▶ What is required
How many of the lines below contain "label"? Answer with that number alone.

++++

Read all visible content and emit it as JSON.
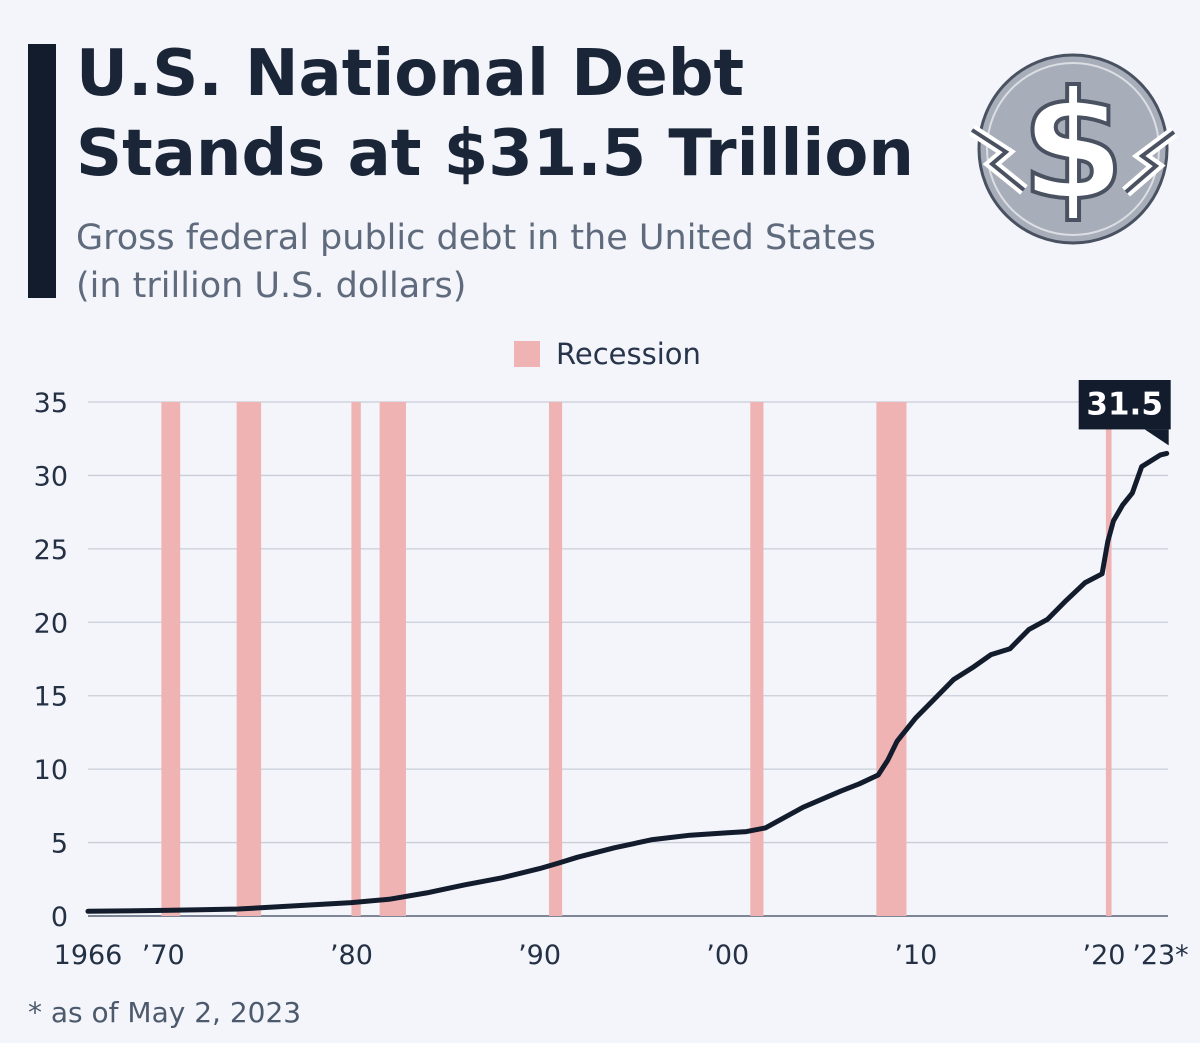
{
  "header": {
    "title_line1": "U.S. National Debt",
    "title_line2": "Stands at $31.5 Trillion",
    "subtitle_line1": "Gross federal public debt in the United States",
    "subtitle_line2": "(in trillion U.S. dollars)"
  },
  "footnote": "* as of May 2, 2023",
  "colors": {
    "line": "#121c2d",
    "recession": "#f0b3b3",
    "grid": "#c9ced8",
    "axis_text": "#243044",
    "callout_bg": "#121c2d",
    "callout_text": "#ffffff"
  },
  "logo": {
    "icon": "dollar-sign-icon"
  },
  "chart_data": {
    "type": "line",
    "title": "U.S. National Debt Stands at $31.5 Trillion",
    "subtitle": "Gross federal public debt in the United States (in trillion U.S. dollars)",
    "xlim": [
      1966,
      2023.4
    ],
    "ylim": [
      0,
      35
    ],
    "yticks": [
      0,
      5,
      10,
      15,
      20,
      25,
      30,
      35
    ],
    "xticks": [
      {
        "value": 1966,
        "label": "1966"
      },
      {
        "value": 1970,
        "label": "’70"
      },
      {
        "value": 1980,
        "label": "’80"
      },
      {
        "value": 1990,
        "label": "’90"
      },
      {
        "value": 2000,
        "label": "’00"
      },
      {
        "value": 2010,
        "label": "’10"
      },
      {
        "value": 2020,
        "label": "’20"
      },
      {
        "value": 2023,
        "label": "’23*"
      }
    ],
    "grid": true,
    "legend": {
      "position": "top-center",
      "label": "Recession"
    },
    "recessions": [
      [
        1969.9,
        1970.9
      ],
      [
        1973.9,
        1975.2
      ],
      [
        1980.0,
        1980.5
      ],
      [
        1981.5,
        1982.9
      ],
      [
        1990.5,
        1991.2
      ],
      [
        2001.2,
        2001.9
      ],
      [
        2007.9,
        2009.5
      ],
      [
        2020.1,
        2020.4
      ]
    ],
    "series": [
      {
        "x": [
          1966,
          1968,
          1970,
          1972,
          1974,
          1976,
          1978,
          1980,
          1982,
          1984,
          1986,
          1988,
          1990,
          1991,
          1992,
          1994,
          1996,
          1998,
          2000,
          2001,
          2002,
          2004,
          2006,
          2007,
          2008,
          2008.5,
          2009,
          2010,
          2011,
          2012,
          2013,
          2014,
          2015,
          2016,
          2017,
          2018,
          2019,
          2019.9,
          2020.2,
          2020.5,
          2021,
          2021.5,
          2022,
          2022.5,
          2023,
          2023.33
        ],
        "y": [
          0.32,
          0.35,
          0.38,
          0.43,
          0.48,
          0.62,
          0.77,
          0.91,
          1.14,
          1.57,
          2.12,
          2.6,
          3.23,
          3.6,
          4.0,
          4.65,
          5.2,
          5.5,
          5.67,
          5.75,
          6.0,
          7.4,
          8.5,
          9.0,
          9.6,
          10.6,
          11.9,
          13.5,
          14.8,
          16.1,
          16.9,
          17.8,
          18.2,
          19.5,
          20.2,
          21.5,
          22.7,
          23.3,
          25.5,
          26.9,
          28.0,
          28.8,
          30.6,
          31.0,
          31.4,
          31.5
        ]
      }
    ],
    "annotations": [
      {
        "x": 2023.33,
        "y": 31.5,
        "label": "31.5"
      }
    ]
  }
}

++++

▶ Solution for this exercise
10